Stored records
-----
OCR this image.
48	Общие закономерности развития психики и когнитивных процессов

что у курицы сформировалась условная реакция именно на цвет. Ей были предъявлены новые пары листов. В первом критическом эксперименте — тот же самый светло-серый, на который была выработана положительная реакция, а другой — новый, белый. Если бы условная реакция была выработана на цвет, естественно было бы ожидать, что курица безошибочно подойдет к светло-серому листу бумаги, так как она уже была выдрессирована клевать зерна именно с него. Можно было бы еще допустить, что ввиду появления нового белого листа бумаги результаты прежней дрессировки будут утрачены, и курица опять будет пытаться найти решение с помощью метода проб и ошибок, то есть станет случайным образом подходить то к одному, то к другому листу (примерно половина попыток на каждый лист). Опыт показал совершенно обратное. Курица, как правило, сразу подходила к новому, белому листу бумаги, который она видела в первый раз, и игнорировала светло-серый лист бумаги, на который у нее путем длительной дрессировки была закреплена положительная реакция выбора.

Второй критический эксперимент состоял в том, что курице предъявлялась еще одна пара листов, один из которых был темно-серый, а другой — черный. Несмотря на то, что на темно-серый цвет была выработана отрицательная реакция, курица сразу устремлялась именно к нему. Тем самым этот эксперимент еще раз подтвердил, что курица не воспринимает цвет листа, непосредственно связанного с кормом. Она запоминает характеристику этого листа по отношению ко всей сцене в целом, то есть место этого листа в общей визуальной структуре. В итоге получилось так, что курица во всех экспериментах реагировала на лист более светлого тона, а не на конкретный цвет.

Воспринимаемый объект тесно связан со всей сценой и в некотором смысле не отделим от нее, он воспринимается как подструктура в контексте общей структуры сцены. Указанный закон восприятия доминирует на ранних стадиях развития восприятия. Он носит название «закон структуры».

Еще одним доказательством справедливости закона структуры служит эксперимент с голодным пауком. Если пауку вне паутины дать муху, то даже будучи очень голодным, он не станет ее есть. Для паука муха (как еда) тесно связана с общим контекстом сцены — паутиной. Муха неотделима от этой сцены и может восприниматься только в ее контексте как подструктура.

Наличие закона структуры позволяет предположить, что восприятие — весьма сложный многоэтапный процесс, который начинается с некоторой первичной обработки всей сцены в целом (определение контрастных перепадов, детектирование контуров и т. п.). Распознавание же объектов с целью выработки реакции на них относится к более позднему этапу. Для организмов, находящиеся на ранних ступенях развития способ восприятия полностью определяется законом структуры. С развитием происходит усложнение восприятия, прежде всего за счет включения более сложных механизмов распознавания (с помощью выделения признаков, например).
-----
■ Exercise
Print out every record again, exactly and in full.

■ Correct response
OCR this image.
48	Общие закономерности развития психики и когнитивных процессов

что у курицы сформировалась условная реакция именно на цвет. Ей были предъявлены новые пары листов. В первом критическом эксперименте — тот же самый светло-серый, на который была выработана положительная реакция, а другой — новый, белый. Если бы условная реакция была выработана на цвет, естественно было бы ожидать, что курица безошибочно подойдет к светло-серому листу бумаги, так как она уже была выдрессирована клевать зерна именно с него. Можно было бы еще допустить, что ввиду появления нового белого листа бумаги результаты прежней дрессировки будут утрачены, и курица опять будет пытаться найти решение с помощью метода проб и ошибок, то есть станет случайным образом подходить то к одному, то к другому листу (примерно половина попыток на каждый лист). Опыт показал совершенно обратное. Курица, как правило, сразу подходила к новому, белому листу бумаги, который она видела в первый раз, и игнорировала светло-серый лист бумаги, на который у нее путем длительной дрессировки была закреплена положительная реакция выбора.

Второй критический эксперимент состоял в том, что курице предъявлялась еще одна пара листов, один из которых был темно-серый, а другой — черный. Несмотря на то, что на темно-серый цвет была выработана отрицательная реакция, курица сразу устремлялась именно к нему. Тем самым этот эксперимент еще раз подтвердил, что курица не воспринимает цвет листа, непосредственно связанного с кормом. Она запоминает характеристику этого листа по отношению ко всей сцене в целом, то есть место этого листа в общей визуальной структуре. В итоге получилось так, что курица во всех экспериментах реагировала на лист более светлого тона, а не на конкретный цвет.

Воспринимаемый объект тесно связан со всей сценой и в некотором смысле не отделим от нее, он воспринимается как подструктура в контексте общей структуры сцены. Указанный закон восприятия доминирует на ранних стадиях развития восприятия. Он носит название «закон структуры».

Еще одним доказательством справедливости закона структуры служит эксперимент с голодным пауком. Если пауку вне паутины дать муху, то даже будучи очень голодным, он не станет ее есть. Для паука муха (как еда) тесно связана с общим контекстом сцены — паутиной. Муха неотделима от этой сцены и может восприниматься только в ее контексте как подструктура.

Наличие закона структуры позволяет предположить, что восприятие — весьма сложный многоэтапный процесс, который начинается с некоторой первичной обработки всей сцены в целом (определение контрастных перепадов, детектирование контуров и т. п.). Распознавание же объектов с целью выработки реакции на них относится к более позднему этапу. Для организмов, находящиеся на ранних ступенях развития способ восприятия полностью определяется законом структуры. С развитием происходит усложнение восприятия, прежде всего за счет включения более сложных механизмов распознавания (с помощью выделения признаков, например).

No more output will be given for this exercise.